Stated task: Determine how many lines of the records include "Diaconat", and answer with the number alone.

*** Extracted records ***

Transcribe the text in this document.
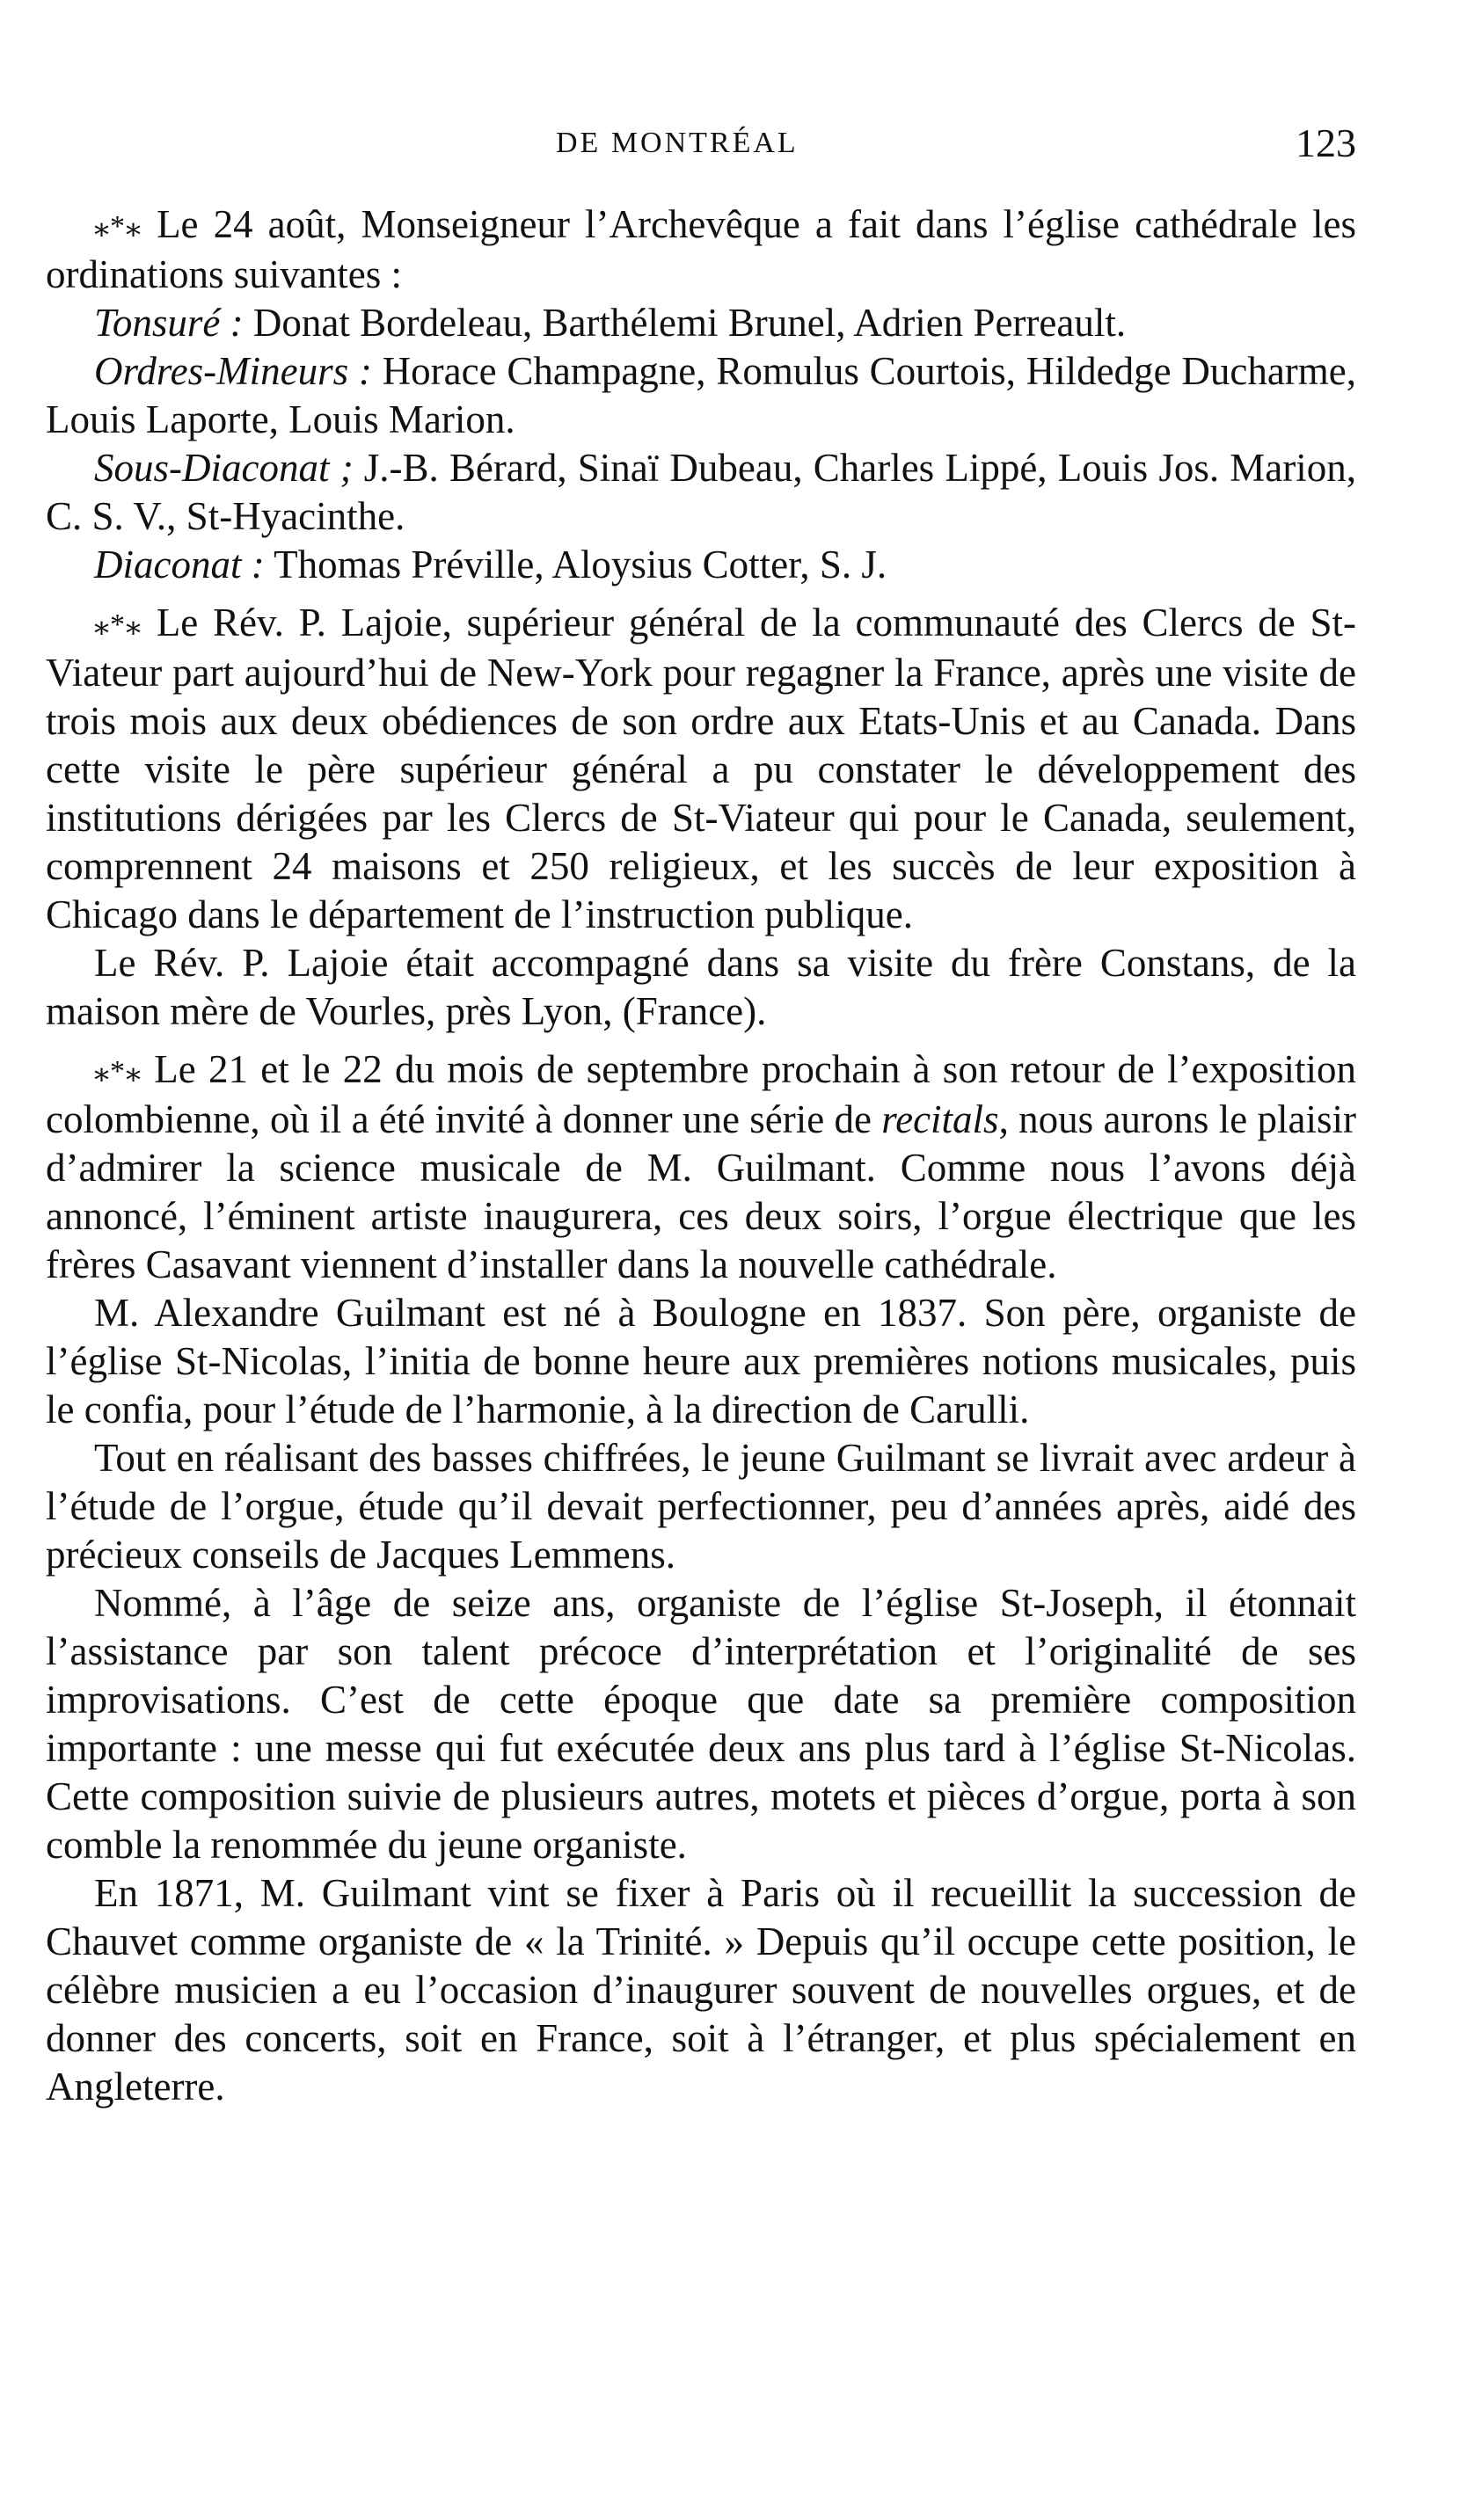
DE MONTRÉAL	123

⁎*⁎ Le 24 août, Monseigneur l’Archevêque a fait dans l’église cathédrale les ordinations suivantes :

Tonsuré : Donat Bordeleau, Barthélemi Brunel, Adrien Perreault.

Ordres-Mineurs : Horace Champagne, Romulus Courtois, Hildedge Ducharme, Louis Laporte, Louis Marion.

Sous-Diaconat ; J.-B. Bérard, Sinaï Dubeau, Charles Lippé, Louis Jos. Marion, C. S. V., St-Hyacinthe.

Diaconat : Thomas Préville, Aloysius Cotter, S. J.

⁎*⁎ Le Rév. P. Lajoie, supérieur général de la communauté des Clercs de St-Viateur part aujourd’hui de New-York pour regagner la France, après une visite de trois mois aux deux obédiences de son ordre aux Etats-Unis et au Canada. Dans cette visite le père supérieur général a pu constater le développement des institutions dérigées par les Clercs de St-Viateur qui pour le Canada, seulement, comprennent 24 maisons et 250 religieux, et les succès de leur exposition à Chicago dans le département de l’instruction publique.

Le Rév. P. Lajoie était accompagné dans sa visite du frère Constans, de la maison mère de Vourles, près Lyon, (France).

⁎*⁎ Le 21 et le 22 du mois de septembre prochain à son retour de l’exposition colombienne, où il a été invité à donner une série de recitals, nous aurons le plaisir d’admirer la science musicale de M. Guilmant. Comme nous l’avons déjà annoncé, l’éminent artiste inaugurera, ces deux soirs, l’orgue électrique que les frères Casavant viennent d’installer dans la nouvelle cathédrale.

M. Alexandre Guilmant est né à Boulogne en 1837. Son père, organiste de l’église St-Nicolas, l’initia de bonne heure aux premières notions musicales, puis le confia, pour l’étude de l’harmonie, à la direction de Carulli.

Tout en réalisant des basses chiffrées, le jeune Guilmant se livrait avec ardeur à l’étude de l’orgue, étude qu’il devait perfectionner, peu d’années après, aidé des précieux conseils de Jacques Lemmens.

Nommé, à l’âge de seize ans, organiste de l’église St-Joseph, il étonnait l’assistance par son talent précoce d’interprétation et l’originalité de ses improvisations. C’est de cette époque que date sa première composition importante : une messe qui fut exécutée deux ans plus tard à l’église St-Nicolas. Cette composition suivie de plusieurs autres, motets et pièces d’orgue, porta à son comble la renommée du jeune organiste.

En 1871, M. Guilmant vint se fixer à Paris où il recueillit la succession de Chauvet comme organiste de « la Trinité. » Depuis qu’il occupe cette position, le célèbre musicien a eu l’occasion d’inaugurer souvent de nouvelles orgues, et de donner des concerts, soit en France, soit à l’étranger, et plus spécialement en Angleterre.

***

Response: 2